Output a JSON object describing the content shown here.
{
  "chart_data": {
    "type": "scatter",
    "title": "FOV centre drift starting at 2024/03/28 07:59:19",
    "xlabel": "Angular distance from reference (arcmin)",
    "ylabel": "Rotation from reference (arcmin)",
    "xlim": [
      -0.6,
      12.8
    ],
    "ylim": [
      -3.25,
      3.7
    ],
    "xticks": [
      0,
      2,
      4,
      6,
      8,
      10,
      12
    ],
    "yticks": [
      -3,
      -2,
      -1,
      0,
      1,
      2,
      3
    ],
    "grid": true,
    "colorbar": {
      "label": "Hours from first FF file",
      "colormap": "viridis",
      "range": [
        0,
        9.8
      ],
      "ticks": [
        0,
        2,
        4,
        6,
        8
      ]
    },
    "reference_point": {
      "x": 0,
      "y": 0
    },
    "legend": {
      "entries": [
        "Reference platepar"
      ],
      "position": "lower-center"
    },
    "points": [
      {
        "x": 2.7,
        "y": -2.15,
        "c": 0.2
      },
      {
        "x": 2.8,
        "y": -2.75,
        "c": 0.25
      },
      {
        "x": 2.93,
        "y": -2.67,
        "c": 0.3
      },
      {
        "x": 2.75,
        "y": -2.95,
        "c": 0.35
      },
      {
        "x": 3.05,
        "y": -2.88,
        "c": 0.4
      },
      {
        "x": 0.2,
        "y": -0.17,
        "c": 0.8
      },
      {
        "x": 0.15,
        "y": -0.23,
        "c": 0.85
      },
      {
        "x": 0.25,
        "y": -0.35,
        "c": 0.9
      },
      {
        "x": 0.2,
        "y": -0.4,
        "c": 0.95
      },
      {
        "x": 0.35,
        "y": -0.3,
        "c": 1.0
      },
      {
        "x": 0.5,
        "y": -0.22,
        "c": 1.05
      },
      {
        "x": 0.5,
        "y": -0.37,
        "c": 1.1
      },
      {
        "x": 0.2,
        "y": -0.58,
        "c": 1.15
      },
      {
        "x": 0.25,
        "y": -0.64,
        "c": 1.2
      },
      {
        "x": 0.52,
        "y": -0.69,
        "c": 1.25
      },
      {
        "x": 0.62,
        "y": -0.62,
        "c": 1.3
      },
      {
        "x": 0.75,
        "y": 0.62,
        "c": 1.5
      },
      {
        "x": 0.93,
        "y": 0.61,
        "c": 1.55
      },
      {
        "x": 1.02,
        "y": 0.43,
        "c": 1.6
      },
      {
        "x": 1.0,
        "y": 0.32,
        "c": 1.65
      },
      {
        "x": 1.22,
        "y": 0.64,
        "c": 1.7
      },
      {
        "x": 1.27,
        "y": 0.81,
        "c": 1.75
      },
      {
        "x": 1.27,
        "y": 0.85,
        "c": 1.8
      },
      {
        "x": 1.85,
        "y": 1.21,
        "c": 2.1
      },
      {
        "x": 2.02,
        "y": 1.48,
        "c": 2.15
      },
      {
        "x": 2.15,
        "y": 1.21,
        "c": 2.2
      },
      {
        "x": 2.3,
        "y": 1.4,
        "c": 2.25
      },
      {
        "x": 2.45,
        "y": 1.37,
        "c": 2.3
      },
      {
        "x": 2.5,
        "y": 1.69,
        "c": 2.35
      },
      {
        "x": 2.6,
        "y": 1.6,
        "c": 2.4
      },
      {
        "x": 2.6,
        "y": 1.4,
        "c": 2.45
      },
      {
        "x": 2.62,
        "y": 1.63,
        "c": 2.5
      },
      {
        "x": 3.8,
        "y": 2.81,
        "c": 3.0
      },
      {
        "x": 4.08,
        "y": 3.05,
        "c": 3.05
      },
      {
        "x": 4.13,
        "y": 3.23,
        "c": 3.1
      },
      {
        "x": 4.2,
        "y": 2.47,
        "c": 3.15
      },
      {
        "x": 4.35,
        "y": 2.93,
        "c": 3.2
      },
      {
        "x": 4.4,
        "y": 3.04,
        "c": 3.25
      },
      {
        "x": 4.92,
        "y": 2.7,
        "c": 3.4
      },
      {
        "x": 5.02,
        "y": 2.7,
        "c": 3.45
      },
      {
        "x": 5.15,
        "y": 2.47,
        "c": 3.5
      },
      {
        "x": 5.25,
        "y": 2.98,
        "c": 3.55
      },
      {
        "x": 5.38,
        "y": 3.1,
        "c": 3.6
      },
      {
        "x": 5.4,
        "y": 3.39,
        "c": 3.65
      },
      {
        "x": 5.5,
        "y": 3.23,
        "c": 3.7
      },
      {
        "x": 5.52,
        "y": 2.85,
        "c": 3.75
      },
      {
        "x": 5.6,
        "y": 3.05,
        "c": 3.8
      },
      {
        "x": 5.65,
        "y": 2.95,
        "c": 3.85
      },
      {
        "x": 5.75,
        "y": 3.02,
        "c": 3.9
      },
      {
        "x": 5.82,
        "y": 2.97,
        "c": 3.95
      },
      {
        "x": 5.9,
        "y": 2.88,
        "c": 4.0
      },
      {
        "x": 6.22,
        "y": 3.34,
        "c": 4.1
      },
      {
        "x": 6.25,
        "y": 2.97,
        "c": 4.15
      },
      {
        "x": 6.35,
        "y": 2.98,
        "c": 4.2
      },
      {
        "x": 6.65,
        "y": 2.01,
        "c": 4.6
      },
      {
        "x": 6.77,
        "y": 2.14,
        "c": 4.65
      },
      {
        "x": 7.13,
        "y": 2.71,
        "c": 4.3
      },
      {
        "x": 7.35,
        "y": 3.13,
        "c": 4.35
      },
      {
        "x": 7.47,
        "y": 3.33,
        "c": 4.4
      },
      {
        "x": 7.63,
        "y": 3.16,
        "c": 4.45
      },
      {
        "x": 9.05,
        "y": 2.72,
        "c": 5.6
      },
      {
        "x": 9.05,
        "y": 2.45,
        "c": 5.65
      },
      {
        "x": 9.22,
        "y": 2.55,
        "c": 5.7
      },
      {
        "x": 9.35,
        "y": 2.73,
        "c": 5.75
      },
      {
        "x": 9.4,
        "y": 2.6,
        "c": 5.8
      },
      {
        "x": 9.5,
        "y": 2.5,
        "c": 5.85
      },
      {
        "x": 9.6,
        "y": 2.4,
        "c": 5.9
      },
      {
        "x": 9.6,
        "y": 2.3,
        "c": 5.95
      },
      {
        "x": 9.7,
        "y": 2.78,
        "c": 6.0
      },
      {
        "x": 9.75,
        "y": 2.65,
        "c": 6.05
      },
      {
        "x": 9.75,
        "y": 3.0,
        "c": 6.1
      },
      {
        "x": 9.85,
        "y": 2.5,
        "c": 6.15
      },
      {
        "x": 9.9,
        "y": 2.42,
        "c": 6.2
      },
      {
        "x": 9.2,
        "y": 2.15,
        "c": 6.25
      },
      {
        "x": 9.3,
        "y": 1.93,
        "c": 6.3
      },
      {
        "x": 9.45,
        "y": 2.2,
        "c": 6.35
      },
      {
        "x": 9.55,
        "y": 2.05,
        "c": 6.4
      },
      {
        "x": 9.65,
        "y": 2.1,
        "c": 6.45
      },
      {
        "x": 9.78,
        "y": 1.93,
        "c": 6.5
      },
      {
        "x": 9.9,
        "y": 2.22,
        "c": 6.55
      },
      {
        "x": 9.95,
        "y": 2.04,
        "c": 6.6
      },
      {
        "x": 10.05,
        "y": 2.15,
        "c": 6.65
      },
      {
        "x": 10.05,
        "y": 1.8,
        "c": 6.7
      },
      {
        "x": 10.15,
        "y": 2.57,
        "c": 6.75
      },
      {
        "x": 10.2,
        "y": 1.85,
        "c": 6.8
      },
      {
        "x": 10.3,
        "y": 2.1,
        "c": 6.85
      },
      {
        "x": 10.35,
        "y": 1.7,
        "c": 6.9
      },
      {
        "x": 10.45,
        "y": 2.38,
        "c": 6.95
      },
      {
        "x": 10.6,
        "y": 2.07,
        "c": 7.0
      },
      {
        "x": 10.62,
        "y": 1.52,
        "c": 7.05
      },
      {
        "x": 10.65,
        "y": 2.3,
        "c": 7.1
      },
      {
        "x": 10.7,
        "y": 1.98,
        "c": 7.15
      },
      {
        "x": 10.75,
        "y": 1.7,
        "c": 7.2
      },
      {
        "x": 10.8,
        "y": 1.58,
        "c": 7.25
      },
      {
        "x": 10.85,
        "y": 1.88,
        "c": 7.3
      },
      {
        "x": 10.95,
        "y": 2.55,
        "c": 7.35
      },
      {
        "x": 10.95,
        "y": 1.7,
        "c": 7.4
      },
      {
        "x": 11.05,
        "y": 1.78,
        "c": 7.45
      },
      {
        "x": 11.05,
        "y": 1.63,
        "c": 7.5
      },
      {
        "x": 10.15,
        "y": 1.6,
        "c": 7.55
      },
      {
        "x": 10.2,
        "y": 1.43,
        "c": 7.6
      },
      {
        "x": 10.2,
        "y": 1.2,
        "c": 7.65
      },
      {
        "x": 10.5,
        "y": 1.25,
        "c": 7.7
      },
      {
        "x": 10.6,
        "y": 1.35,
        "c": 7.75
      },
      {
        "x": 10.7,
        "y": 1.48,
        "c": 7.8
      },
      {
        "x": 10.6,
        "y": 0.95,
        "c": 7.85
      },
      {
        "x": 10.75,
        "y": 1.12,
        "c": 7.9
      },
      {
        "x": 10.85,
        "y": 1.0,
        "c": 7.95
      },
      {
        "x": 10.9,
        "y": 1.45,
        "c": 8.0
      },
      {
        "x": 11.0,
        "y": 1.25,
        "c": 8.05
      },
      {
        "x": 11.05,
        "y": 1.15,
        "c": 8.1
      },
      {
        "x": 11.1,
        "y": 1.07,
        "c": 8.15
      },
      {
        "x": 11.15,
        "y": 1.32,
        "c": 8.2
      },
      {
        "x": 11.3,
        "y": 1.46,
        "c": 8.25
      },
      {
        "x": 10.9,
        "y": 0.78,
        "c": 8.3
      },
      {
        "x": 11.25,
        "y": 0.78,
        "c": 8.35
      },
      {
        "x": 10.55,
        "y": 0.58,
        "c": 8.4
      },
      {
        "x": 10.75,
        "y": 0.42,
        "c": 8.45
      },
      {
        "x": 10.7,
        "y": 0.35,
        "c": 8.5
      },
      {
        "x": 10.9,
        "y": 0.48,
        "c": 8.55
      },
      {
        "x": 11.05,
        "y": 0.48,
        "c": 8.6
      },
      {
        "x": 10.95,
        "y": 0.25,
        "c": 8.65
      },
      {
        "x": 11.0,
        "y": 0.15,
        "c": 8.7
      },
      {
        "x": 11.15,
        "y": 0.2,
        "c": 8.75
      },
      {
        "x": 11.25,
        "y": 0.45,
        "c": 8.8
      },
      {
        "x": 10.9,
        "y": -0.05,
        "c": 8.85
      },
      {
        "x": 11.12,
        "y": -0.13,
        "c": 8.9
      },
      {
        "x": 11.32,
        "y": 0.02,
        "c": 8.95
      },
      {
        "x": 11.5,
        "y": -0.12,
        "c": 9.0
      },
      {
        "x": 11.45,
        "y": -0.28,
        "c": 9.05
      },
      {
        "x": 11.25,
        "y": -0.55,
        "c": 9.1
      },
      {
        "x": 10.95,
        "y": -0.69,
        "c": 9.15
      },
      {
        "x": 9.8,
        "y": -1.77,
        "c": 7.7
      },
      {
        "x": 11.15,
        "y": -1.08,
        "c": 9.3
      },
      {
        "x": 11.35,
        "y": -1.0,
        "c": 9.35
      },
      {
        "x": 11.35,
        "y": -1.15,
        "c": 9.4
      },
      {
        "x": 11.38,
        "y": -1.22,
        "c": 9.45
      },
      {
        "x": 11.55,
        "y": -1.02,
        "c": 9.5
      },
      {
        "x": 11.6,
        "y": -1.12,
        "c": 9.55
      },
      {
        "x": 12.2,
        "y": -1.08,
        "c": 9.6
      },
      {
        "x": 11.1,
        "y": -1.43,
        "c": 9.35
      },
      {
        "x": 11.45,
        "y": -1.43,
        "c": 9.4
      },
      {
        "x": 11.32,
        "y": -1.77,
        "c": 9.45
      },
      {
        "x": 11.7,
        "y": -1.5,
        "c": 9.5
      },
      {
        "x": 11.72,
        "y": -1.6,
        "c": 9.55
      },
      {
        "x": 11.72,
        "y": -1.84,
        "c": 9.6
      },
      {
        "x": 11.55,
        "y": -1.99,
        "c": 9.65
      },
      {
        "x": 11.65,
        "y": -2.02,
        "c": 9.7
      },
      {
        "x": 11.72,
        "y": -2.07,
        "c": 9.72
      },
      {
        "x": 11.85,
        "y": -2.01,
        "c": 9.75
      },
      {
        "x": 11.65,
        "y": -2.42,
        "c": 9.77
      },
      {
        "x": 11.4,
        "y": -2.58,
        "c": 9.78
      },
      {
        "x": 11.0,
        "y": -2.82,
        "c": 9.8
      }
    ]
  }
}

________________

§ Aim: Track down every line holding the string "arcmin" and copy it.

§ Exercise answer:
    "xlabel": "Angular distance from reference (arcmin)",
    "ylabel": "Rotation from reference (arcmin)",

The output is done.